TASK PROMPT:
Find every line in the material that contains the string "legend", treating uppercase and lowercase as different, and copy each of those lines in full.
* Begin GIVEN RECORDS *
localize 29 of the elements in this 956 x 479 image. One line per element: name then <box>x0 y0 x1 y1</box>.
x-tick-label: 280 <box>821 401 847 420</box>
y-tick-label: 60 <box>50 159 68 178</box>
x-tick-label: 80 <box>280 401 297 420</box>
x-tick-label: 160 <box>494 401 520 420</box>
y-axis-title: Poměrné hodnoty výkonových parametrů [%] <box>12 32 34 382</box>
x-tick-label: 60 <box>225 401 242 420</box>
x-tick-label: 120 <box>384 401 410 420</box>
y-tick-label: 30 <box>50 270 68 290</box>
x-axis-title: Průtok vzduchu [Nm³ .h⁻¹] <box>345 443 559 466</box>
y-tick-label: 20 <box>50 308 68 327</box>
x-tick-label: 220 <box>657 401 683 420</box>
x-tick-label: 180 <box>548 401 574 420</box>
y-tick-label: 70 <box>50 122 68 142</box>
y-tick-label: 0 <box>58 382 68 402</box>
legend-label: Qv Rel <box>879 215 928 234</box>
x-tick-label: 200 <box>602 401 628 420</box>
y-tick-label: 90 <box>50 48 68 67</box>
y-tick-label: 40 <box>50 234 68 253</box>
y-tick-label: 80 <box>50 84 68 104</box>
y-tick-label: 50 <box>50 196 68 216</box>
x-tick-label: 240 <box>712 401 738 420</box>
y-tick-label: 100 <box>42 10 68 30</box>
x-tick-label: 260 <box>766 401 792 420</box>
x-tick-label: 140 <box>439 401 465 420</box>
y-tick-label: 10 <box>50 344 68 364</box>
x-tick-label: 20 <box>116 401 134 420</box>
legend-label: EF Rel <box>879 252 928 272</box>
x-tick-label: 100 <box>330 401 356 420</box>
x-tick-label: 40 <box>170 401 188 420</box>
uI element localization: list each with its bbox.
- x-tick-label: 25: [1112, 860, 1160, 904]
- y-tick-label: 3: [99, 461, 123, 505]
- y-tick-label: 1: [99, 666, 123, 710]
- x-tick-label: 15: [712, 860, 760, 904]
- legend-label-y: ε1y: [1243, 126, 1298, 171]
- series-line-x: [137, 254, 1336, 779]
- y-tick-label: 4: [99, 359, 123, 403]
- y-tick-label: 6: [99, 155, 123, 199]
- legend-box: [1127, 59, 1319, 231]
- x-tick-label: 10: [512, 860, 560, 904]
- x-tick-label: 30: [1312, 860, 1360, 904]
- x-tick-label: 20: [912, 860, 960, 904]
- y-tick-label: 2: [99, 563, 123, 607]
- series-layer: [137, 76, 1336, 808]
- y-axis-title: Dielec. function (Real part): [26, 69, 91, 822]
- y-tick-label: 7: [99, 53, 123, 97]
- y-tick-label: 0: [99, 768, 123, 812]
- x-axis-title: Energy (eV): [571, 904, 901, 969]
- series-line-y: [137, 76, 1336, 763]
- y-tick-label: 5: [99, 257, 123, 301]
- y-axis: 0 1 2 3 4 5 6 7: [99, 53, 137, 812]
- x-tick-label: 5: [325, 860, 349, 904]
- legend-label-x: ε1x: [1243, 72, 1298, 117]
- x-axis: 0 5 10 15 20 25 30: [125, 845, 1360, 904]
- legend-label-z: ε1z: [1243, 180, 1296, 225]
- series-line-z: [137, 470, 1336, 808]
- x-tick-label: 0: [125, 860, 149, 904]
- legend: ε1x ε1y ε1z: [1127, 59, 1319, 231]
* End GIVEN RECORDS *
SOLUTION TO THIS PROBLEM:
legend-label: Qv Rel <box>879 215 928 234</box>
legend-label: EF Rel <box>879 252 928 272</box>
- legend-label-y: ε1y: [1243, 126, 1298, 171]
- legend-box: [1127, 59, 1319, 231]
- legend-label-x: ε1x: [1243, 72, 1298, 117]
- legend-label-z: ε1z: [1243, 180, 1296, 225]
- legend: ε1x ε1y ε1z: [1127, 59, 1319, 231]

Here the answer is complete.